··· Material provided

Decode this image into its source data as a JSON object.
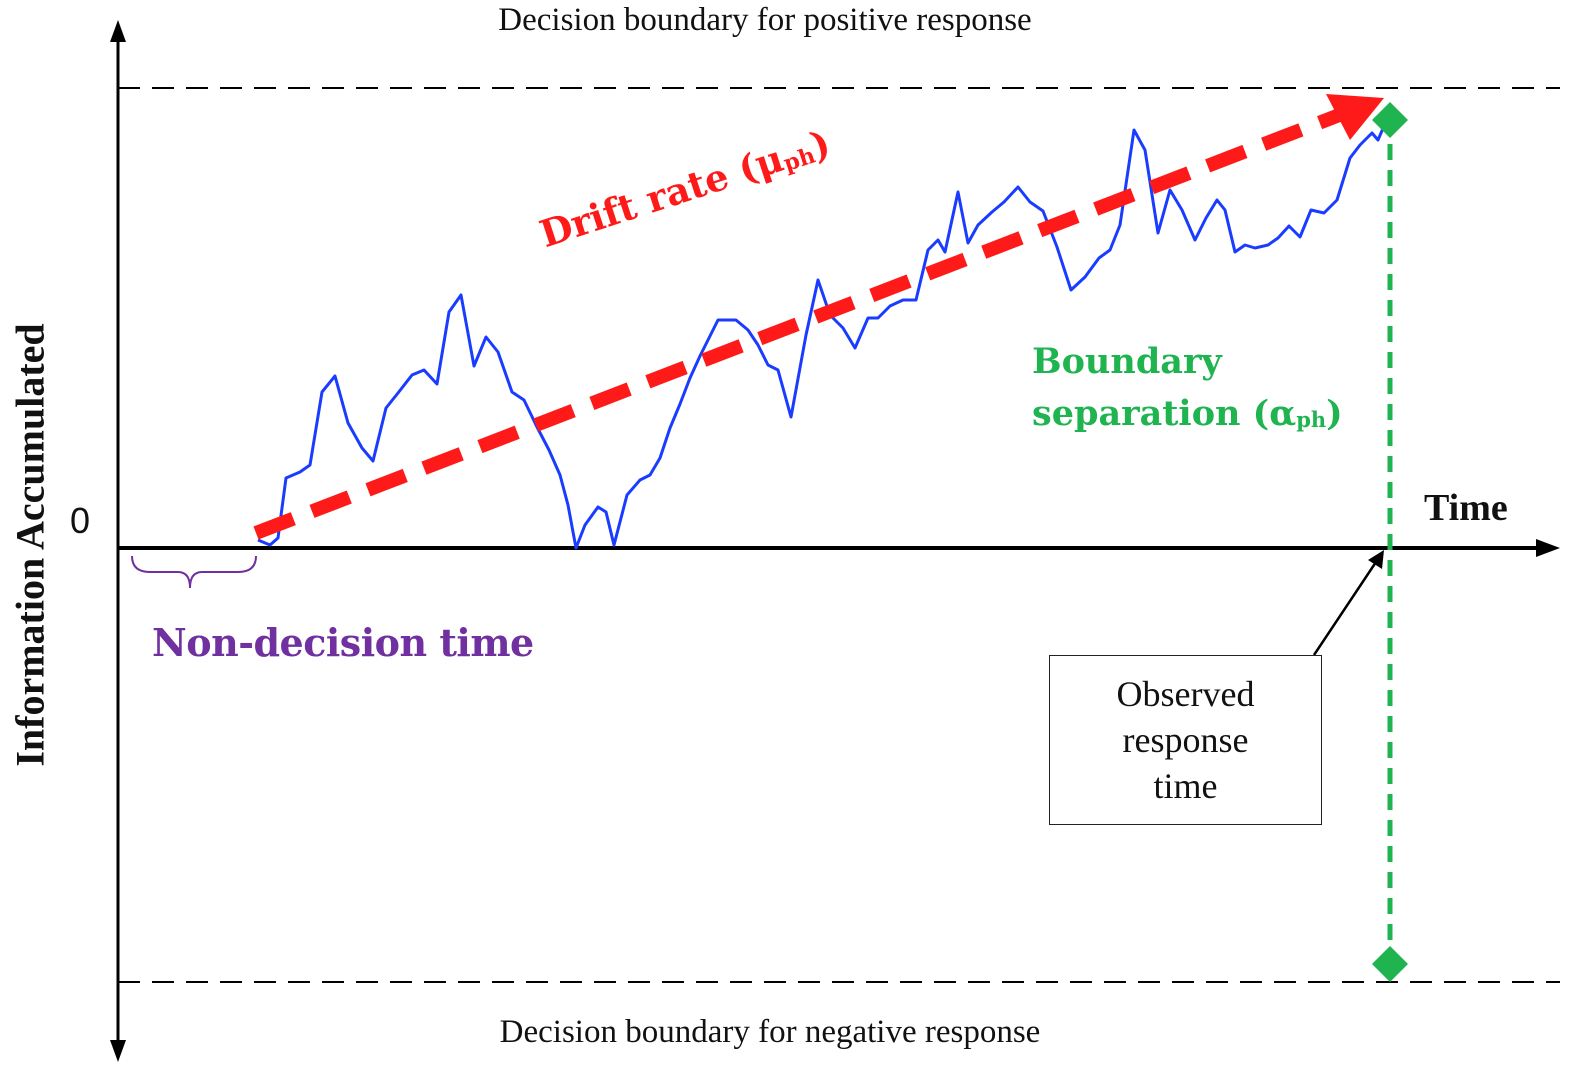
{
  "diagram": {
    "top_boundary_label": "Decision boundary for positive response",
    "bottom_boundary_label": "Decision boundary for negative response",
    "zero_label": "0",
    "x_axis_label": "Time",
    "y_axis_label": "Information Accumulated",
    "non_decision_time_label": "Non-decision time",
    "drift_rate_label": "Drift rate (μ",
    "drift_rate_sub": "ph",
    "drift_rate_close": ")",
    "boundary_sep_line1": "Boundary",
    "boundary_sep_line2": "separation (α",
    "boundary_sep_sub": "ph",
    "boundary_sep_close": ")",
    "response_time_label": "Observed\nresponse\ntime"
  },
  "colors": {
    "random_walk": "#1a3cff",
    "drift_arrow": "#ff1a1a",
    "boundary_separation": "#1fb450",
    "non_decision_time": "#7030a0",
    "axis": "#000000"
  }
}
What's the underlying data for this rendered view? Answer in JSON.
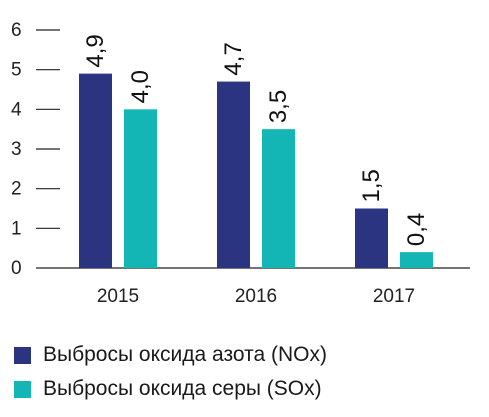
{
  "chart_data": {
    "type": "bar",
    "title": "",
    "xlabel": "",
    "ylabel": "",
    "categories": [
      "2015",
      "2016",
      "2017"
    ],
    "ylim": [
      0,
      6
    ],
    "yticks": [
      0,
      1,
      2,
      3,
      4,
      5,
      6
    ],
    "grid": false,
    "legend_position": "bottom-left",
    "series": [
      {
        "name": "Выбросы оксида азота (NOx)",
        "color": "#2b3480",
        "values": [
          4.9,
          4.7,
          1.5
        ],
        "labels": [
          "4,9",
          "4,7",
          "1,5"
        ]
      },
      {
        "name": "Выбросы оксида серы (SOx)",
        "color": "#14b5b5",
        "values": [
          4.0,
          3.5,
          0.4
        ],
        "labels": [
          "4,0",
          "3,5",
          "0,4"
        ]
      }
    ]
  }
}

······
··· Material provided

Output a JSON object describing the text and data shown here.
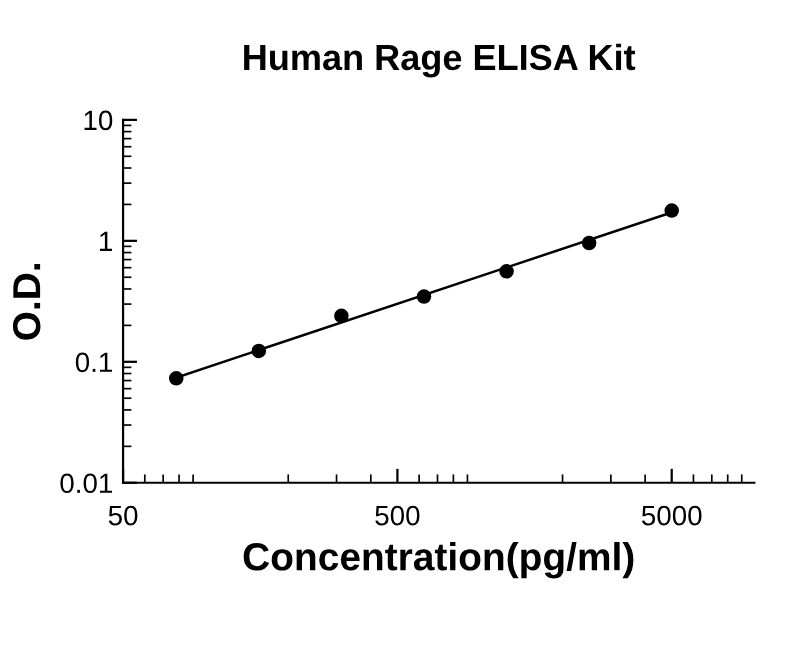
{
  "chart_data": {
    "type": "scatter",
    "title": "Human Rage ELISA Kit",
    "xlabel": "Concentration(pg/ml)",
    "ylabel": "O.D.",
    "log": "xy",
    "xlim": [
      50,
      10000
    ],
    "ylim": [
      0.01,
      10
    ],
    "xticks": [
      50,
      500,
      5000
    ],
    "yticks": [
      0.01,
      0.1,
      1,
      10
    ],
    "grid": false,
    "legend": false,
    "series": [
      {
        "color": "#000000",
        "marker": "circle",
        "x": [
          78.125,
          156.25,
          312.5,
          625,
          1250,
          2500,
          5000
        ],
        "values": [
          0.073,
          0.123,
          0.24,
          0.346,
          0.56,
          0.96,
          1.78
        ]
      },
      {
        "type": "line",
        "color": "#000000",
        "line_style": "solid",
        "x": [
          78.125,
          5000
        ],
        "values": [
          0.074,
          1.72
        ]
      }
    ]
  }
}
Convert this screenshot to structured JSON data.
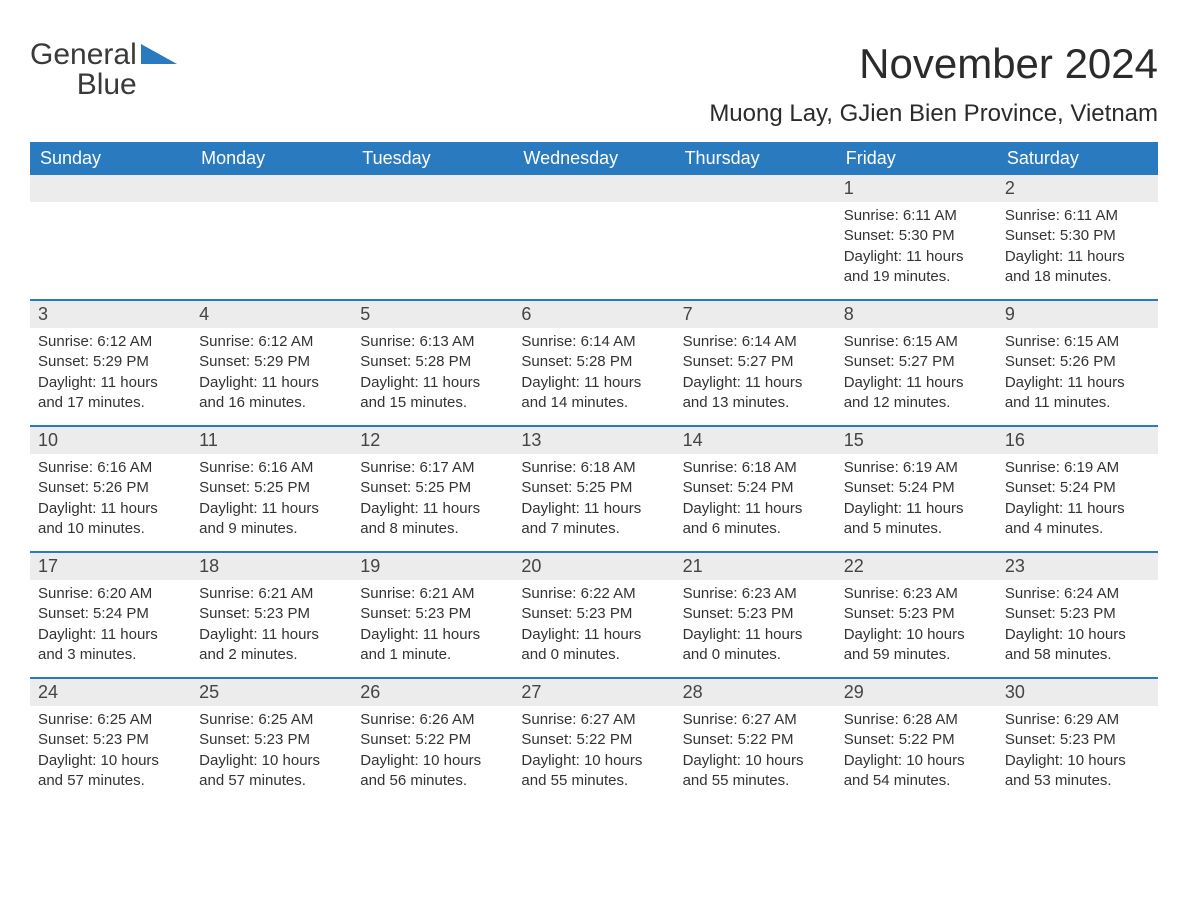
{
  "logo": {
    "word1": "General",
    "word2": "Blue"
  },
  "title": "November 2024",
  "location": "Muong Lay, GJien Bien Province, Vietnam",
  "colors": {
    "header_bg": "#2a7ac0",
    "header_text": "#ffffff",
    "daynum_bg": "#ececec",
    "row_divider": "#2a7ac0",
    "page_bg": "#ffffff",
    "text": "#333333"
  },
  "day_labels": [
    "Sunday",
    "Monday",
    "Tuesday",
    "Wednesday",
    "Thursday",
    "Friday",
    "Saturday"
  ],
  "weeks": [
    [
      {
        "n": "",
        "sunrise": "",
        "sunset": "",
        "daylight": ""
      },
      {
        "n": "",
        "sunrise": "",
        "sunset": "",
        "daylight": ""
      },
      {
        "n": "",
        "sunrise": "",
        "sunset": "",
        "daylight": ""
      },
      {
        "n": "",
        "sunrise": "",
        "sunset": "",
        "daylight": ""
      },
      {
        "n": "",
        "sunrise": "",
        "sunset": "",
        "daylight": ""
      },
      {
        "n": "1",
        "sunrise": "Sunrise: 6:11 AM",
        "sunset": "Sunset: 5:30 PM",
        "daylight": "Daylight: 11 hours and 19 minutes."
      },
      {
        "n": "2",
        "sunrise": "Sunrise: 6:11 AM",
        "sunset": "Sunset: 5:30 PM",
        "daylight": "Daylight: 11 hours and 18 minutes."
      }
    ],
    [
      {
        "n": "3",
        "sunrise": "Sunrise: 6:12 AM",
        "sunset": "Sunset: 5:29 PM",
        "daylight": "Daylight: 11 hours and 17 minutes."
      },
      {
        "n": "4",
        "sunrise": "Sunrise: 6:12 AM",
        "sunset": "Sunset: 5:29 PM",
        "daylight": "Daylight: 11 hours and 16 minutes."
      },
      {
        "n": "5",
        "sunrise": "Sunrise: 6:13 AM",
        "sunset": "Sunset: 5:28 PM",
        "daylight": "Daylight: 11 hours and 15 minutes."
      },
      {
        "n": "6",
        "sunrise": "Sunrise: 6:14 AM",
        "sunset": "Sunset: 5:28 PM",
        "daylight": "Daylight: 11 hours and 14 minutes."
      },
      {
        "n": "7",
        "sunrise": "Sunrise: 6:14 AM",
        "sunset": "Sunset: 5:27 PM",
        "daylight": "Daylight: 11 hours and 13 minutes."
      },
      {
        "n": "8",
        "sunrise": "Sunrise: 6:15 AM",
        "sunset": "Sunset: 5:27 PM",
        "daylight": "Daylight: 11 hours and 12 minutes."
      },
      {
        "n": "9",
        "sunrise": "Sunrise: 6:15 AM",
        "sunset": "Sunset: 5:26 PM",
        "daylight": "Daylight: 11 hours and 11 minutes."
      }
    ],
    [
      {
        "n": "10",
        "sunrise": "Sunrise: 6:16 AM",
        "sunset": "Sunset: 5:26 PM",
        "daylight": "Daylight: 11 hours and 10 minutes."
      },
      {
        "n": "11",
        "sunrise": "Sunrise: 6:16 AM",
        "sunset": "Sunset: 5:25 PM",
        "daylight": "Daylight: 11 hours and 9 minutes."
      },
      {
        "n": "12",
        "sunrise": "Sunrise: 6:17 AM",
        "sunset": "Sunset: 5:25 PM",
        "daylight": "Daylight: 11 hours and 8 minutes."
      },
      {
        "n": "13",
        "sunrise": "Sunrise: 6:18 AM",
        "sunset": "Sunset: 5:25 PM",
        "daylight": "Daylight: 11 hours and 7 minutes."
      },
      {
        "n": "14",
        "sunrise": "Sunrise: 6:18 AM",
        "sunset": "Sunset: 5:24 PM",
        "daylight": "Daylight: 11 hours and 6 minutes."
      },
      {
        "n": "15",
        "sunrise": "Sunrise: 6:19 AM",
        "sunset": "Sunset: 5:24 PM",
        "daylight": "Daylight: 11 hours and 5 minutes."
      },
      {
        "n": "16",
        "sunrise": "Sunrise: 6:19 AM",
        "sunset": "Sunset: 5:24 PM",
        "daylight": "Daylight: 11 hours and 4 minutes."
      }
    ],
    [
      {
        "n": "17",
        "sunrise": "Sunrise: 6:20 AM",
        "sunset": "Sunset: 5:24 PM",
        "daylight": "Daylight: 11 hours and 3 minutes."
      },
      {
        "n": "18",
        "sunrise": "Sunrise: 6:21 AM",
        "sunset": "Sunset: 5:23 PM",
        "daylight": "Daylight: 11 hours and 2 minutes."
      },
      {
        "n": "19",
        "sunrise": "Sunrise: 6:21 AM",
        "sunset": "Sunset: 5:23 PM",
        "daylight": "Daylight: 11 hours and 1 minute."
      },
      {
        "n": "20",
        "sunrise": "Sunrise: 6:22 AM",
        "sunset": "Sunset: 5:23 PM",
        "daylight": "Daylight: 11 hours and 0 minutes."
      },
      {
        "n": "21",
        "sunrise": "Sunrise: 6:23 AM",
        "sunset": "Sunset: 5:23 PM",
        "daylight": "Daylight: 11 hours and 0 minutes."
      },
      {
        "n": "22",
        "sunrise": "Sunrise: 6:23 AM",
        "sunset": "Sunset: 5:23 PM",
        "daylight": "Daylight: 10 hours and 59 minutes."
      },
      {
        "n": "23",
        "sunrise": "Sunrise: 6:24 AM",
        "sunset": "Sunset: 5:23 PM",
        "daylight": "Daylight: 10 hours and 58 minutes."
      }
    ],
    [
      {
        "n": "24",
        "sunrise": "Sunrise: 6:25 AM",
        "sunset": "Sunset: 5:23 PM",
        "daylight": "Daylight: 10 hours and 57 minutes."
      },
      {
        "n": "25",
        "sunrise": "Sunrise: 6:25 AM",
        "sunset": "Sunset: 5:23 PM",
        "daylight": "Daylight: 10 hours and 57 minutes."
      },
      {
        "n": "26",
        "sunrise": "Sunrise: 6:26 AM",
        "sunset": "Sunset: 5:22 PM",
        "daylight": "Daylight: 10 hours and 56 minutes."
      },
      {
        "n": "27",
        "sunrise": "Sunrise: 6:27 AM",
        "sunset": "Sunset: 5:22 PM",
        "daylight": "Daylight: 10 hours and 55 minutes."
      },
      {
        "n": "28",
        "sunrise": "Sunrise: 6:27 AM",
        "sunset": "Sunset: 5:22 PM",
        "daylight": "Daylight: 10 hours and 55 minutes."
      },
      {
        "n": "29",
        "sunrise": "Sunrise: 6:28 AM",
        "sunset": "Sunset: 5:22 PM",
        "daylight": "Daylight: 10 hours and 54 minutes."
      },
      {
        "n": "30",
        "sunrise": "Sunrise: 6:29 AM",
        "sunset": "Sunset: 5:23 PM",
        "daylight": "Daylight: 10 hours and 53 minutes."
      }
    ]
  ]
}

······

**Your goal**
Report the number of lines holding the string "Выбросы", without any other words.

**Completed task**
2